═══ Supplied records ═══

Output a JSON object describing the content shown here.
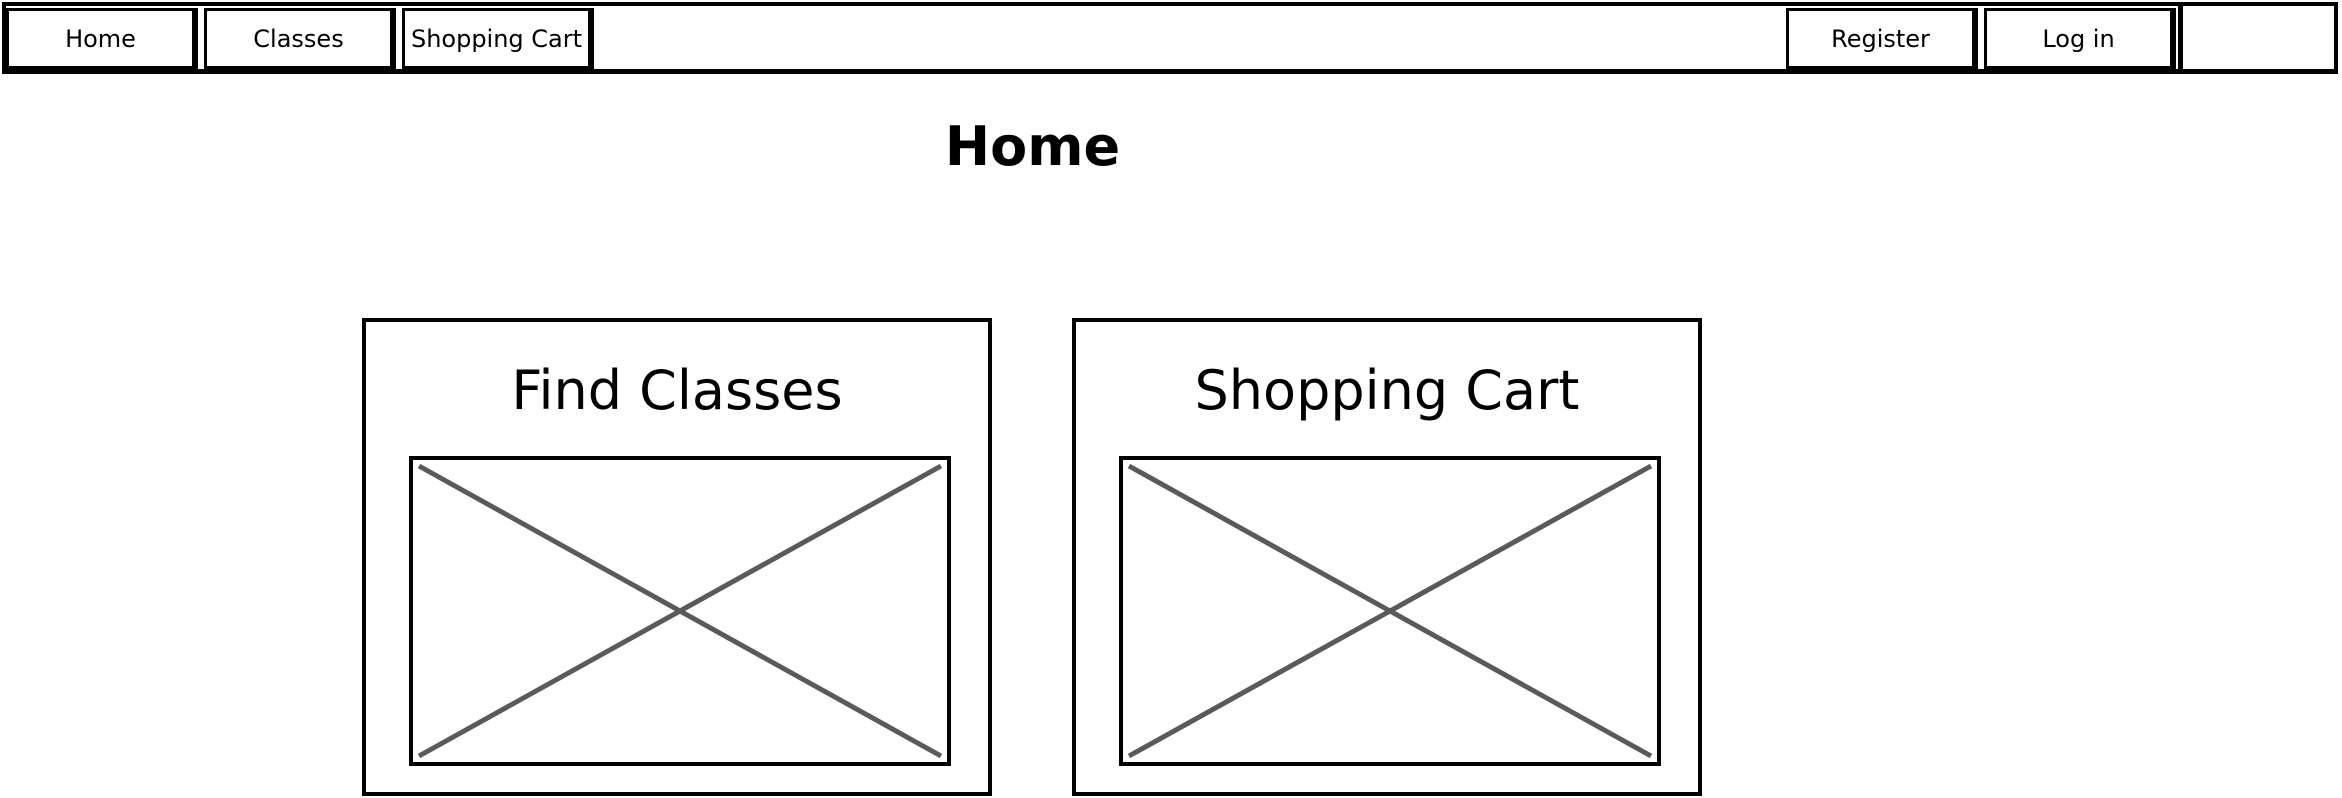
{
  "nav": {
    "home": "Home",
    "classes": "Classes",
    "shopping_cart": "Shopping Cart",
    "register": "Register",
    "login": "Log in"
  },
  "page": {
    "title": "Home"
  },
  "cards": [
    {
      "title": "Find Classes",
      "image": "image-placeholder"
    },
    {
      "title": "Shopping Cart",
      "image": "image-placeholder"
    }
  ],
  "colors": {
    "stroke": "#000000",
    "placeholder_cross": "#5a5a5a",
    "background": "#ffffff"
  }
}
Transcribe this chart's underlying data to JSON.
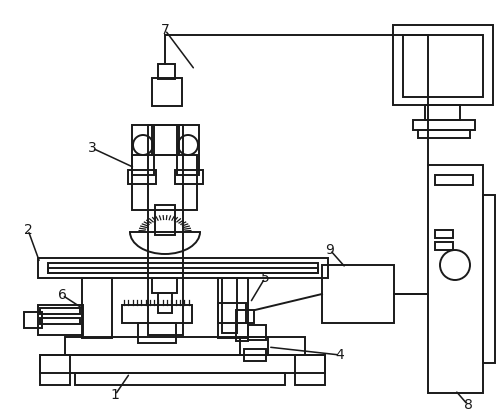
{
  "bg_color": "#ffffff",
  "line_color": "#1a1a1a",
  "line_width": 1.4,
  "label_fontsize": 10
}
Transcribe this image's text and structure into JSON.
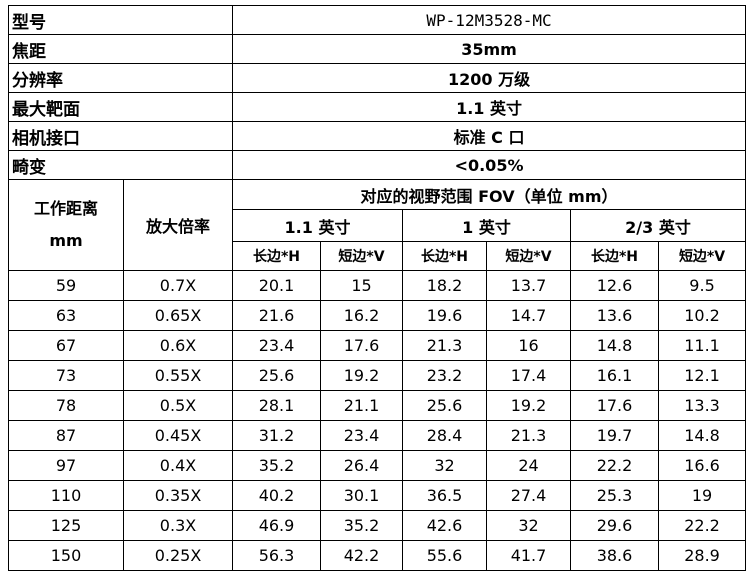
{
  "specs": [
    {
      "label": "型号",
      "value": "WP-12M3528-MC"
    },
    {
      "label": "焦距",
      "value": "35mm"
    },
    {
      "label": "分辨率",
      "value": "1200 万级"
    },
    {
      "label": "最大靶面",
      "value": "1.1 英寸"
    },
    {
      "label": "相机接口",
      "value": "标准 C 口"
    },
    {
      "label": "畸变",
      "value": "<0.05%"
    }
  ],
  "table": {
    "header": {
      "distance": "工作距离",
      "distance_unit": "mm",
      "magnification": "放大倍率",
      "fov": "对应的视野范围 FOV（单位 mm）",
      "sizes": [
        "1.1 英寸",
        "1 英寸",
        "2/3 英寸"
      ],
      "sub": [
        "长边*H",
        "短边*V",
        "长边*H",
        "短边*V",
        "长边*H",
        "短边*V"
      ]
    },
    "rows": [
      [
        59,
        "0.7X",
        20.1,
        15,
        18.2,
        13.7,
        12.6,
        9.5
      ],
      [
        63,
        "0.65X",
        21.6,
        16.2,
        19.6,
        14.7,
        13.6,
        10.2
      ],
      [
        67,
        "0.6X",
        23.4,
        17.6,
        21.3,
        16,
        14.8,
        11.1
      ],
      [
        73,
        "0.55X",
        25.6,
        19.2,
        23.2,
        17.4,
        16.1,
        12.1
      ],
      [
        78,
        "0.5X",
        28.1,
        21.1,
        25.6,
        19.2,
        17.6,
        13.3
      ],
      [
        87,
        "0.45X",
        31.2,
        23.4,
        28.4,
        21.3,
        19.7,
        14.8
      ],
      [
        97,
        "0.4X",
        35.2,
        26.4,
        32,
        24,
        22.2,
        16.6
      ],
      [
        110,
        "0.35X",
        40.2,
        30.1,
        36.5,
        27.4,
        25.3,
        19
      ],
      [
        125,
        "0.3X",
        46.9,
        35.2,
        42.6,
        32,
        29.6,
        22.2
      ],
      [
        150,
        "0.25X",
        56.3,
        42.2,
        55.6,
        41.7,
        38.6,
        28.9
      ]
    ]
  }
}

═══

» **Problem description**: Copy each line exactly, and leave the pictures out of your copy.

» **Output**:
Output a JSON object describing the content shown here.
{
  "nav": {
    "home": "Home",
    "classes": "Classes",
    "shopping_cart": "Shopping Cart",
    "register": "Register",
    "login": "Log in"
  },
  "page": {
    "title": "Home"
  },
  "cards": [
    {
      "title": "Find Classes",
      "image": "image-placeholder"
    },
    {
      "title": "Shopping Cart",
      "image": "image-placeholder"
    }
  ],
  "colors": {
    "stroke": "#000000",
    "placeholder_cross": "#5a5a5a",
    "background": "#ffffff"
  }
}
Transcribe this chart's underlying data to JSON.
{
  "bg_color": "#ffffff",
  "line_color": "#1a1a1a",
  "line_width": 1.4,
  "label_fontsize": 10
}
Transcribe this image's text and structure into JSON.
{
  "specs": [
    {
      "label": "型号",
      "value": "WP-12M3528-MC"
    },
    {
      "label": "焦距",
      "value": "35mm"
    },
    {
      "label": "分辨率",
      "value": "1200 万级"
    },
    {
      "label": "最大靶面",
      "value": "1.1 英寸"
    },
    {
      "label": "相机接口",
      "value": "标准 C 口"
    },
    {
      "label": "畸变",
      "value": "<0.05%"
    }
  ],
  "table": {
    "header": {
      "distance": "工作距离",
      "distance_unit": "mm",
      "magnification": "放大倍率",
      "fov": "对应的视野范围 FOV（单位 mm）",
      "sizes": [
        "1.1 英寸",
        "1 英寸",
        "2/3 英寸"
      ],
      "sub": [
        "长边*H",
        "短边*V",
        "长边*H",
        "短边*V",
        "长边*H",
        "短边*V"
      ]
    },
    "rows": [
      [
        59,
        "0.7X",
        20.1,
        15,
        18.2,
        13.7,
        12.6,
        9.5
      ],
      [
        63,
        "0.65X",
        21.6,
        16.2,
        19.6,
        14.7,
        13.6,
        10.2
      ],
      [
        67,
        "0.6X",
        23.4,
        17.6,
        21.3,
        16,
        14.8,
        11.1
      ],
      [
        73,
        "0.55X",
        25.6,
        19.2,
        23.2,
        17.4,
        16.1,
        12.1
      ],
      [
        78,
        "0.5X",
        28.1,
        21.1,
        25.6,
        19.2,
        17.6,
        13.3
      ],
      [
        87,
        "0.45X",
        31.2,
        23.4,
        28.4,
        21.3,
        19.7,
        14.8
      ],
      [
        97,
        "0.4X",
        35.2,
        26.4,
        32,
        24,
        22.2,
        16.6
      ],
      [
        110,
        "0.35X",
        40.2,
        30.1,
        36.5,
        27.4,
        25.3,
        19
      ],
      [
        125,
        "0.3X",
        46.9,
        35.2,
        42.6,
        32,
        29.6,
        22.2
      ],
      [
        150,
        "0.25X",
        56.3,
        42.2,
        55.6,
        41.7,
        38.6,
        28.9
      ]
    ]
  }
}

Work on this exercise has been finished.